Jorge Carlos Fonseca não descarta possibilidade de novo estado de emergência

5/05/2021 14:53 - Modificado em 5/05/2021 14:53

Numa altura em que o nosso país vive o seu quinto dia após ter sido decretado um novo estado de calamidade pública, como forma de combater a propagação da covid-19, o Presidente da República, Jorge Carlos Fonseca, não descarta a possibilidade de o país voltar ao estado de emergência, se as medidas em andamento não surtirem os efeitos desejados.

O PR fez estas declarações hoje à imprensa na cidade da Praia, após a sua participação virtual na primeira cimeira de negócios da CPLP, a decorrer em Malabo, Guiné Equatorial, onde defendeu o reforço da fiscalização como melhor medida para se evitar regressar a um estado de emergência, que segundo o mesmo só pode ser utilizada em último recurso.

No entanto, admitiu que há certos tipos de medidas restritivas que só podem ser tomadas respeitando a Constituição da República, num quadro de estado de emergência.

Neste sentido, aponta que a sua posição neste momento é de ver como é que as coisas vão desenrolar “num curto prazo”, observando que somente nos próximos tempos será possível analisar os números, mas entende que não diminuem em poucos dias.

### DADOS REGISTADOS
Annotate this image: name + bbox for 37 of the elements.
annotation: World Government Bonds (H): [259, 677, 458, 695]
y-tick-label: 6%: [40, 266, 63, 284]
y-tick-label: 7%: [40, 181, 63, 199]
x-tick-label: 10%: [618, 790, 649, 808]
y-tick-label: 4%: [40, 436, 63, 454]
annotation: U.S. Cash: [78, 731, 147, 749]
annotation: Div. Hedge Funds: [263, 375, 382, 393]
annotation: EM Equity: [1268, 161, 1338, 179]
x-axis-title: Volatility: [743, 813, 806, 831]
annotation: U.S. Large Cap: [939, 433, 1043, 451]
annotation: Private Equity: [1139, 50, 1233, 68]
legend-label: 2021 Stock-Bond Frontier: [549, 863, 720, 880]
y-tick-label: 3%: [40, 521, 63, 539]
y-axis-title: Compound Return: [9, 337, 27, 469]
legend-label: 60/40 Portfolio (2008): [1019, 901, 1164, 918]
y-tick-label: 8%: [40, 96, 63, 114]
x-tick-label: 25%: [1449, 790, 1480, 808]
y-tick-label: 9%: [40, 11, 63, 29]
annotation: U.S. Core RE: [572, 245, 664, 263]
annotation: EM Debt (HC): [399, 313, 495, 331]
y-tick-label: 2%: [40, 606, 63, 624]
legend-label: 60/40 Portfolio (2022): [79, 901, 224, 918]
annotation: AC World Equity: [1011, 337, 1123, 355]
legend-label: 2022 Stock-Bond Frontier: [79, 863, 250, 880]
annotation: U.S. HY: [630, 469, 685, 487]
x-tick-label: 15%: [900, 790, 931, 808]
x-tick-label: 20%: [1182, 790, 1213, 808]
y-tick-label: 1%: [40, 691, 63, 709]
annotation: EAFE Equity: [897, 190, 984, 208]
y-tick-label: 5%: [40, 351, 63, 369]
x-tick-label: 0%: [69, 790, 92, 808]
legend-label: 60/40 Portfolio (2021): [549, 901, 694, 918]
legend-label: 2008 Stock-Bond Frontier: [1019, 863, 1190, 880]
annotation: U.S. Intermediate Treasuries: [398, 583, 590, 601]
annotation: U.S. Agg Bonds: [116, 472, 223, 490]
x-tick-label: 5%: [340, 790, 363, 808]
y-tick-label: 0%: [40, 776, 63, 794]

### COMPLETE O SEGUINTE
1) Enumere todos os lugares (cidades e países) mencionados pelo nome na notícia sobre o estado de emergência.
2) Copie, sem qualquer alteração, o trecho da notícia sobre o estado de emergência de "5/05/2021 14:53 - Modificado" a "em último recurso.".
Os itens constituem material à parte, independente da notícia.

### RESPOSTAS POR TAREFA
1)
- cidade da Praia
- Malabo
- Guiné Equatorial

2)
5/05/2021 14:53 - Modificado em 5/05/2021 14:53

Numa altura em que o nosso país vive o seu quinto dia após ter sido decretado um novo estado de calamidade pública, como forma de combater a propagação da covid-19, o Presidente da República, Jorge Carlos Fonseca, não descarta a possibilidade de o país voltar ao estado de emergência, se as medidas em andamento não surtirem os efeitos desejados.

O PR fez estas declarações hoje à imprensa na cidade da Praia, após a sua participação virtual na primeira cimeira de negócios da CPLP, a decorrer em Malabo, Guiné Equatorial, onde defendeu o reforço da fiscalização como melhor medida para se evitar regressar a um estado de emergência, que segundo o mesmo só pode ser utilizada em último recurso.